Things to do:
a) According to the passage on the concept of the West, why are Australia and New Zealand generally counted as part of the West even though they lie in the Eastern Hemisphere?
b) Locate every line in the entries that contains the word "political", and copy each of those lines.

The definition of what constitutes the "West" is less about geography and more about the confluence of cultural influences. Nations like Australia and New Zealand, despite their location in the Eastern Hemisphere, are generally included due to their profound historical ties to the British, stemming from colonization and subsequent European immigration. Russia presents a complex case, sometimes aligned with the West, other times positioned against it, even fostering anti-Western sentiment. The ascension of the United States as a global power, facilitated by advancements in communication and transportation technologies like the telegraph and railroads, further amplified its role in conceptualizations of the West.
Historically, particularly between the 18th and mid-20th centuries, some prominent Western nations such as the United States, Canada, Brazil, Argentina, Australia, and New Zealand were viewed by certain factions as ethnocracies designed for Whites. This perspective is often linked to the role of racism in fueling Western European colonization of the New World, which today largely comprises the geographical West, divided between the Global North and Global South. In more recent decades, particularly from the late 1960s onwards, parts of the Western world have become significantly more diverse due to immigration and evolving fertility rates. The very concept of "the West" has transformed from a mere directional indicator to a complex sociopolitical construct, imbued with notions of progress and modernity, and oriented towards the future.

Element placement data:
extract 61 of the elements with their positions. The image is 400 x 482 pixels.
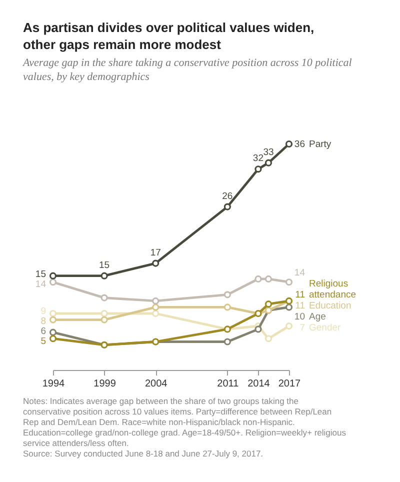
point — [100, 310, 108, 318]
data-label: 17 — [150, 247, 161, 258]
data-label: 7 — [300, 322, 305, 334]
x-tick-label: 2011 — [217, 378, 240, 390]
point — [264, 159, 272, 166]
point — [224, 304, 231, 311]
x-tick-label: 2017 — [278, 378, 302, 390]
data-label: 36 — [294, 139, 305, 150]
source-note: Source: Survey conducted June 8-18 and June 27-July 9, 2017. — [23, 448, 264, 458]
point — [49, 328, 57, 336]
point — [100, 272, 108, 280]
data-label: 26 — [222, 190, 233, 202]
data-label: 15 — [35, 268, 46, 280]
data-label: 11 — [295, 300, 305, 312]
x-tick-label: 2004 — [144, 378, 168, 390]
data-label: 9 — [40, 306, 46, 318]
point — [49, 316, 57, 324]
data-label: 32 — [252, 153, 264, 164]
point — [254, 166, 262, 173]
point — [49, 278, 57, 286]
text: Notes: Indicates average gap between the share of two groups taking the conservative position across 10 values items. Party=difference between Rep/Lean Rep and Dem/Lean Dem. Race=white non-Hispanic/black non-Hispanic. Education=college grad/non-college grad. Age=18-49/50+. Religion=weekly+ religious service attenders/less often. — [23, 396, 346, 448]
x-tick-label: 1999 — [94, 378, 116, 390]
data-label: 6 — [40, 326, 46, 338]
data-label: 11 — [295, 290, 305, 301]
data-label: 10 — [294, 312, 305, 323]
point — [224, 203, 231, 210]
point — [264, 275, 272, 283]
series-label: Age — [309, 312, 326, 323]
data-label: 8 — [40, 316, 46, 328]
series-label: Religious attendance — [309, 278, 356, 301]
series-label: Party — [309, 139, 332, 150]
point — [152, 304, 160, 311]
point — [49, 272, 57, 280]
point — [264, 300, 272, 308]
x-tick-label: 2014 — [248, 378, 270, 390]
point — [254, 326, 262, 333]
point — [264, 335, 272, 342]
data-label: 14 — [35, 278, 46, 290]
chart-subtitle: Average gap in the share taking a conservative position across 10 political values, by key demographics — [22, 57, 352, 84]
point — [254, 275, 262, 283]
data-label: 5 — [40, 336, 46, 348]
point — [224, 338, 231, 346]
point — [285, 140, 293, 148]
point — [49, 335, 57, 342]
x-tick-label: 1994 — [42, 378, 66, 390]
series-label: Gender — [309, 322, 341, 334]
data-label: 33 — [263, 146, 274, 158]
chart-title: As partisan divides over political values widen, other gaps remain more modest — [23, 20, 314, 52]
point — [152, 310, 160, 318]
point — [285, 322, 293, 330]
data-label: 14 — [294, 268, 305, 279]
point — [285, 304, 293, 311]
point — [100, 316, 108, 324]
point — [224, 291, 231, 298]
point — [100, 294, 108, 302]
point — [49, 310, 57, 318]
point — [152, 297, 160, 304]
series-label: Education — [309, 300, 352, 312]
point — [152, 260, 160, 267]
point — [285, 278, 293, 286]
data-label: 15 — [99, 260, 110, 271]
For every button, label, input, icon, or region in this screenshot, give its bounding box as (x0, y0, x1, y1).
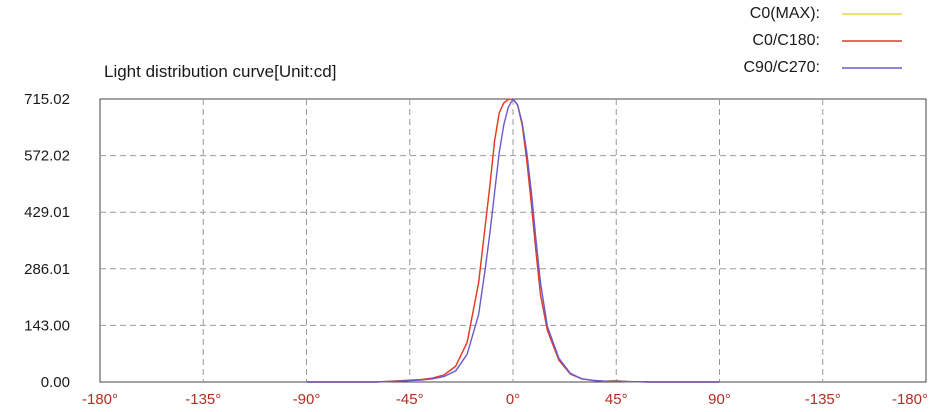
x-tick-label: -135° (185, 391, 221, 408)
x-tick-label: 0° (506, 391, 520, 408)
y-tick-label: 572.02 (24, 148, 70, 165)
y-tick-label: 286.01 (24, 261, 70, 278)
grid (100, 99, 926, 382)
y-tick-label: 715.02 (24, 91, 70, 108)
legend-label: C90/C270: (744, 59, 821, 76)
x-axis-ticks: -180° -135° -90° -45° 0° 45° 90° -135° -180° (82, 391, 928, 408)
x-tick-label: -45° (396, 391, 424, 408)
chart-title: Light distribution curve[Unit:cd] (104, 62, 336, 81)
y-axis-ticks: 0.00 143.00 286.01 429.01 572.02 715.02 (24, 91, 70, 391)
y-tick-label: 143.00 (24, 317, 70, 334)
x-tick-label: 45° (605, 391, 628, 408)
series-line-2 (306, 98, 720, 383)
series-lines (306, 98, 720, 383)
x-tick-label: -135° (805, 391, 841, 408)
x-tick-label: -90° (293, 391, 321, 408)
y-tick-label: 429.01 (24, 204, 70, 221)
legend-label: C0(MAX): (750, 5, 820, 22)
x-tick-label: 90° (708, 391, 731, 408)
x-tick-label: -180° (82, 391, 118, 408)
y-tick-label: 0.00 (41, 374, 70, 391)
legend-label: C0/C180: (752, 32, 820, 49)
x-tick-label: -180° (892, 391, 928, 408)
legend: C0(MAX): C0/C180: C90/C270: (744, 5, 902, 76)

Set of answers:
a) They have profound historical ties to the British, stemming from colonization and subsequent European immigration.

b)
chart-subtitle: Average gap in the share taking a conservative position across 10 political values, by key demographics — [22, 57, 352, 84]
chart-title: As partisan divides over political values widen, other gaps remain more modest — [23, 20, 314, 52]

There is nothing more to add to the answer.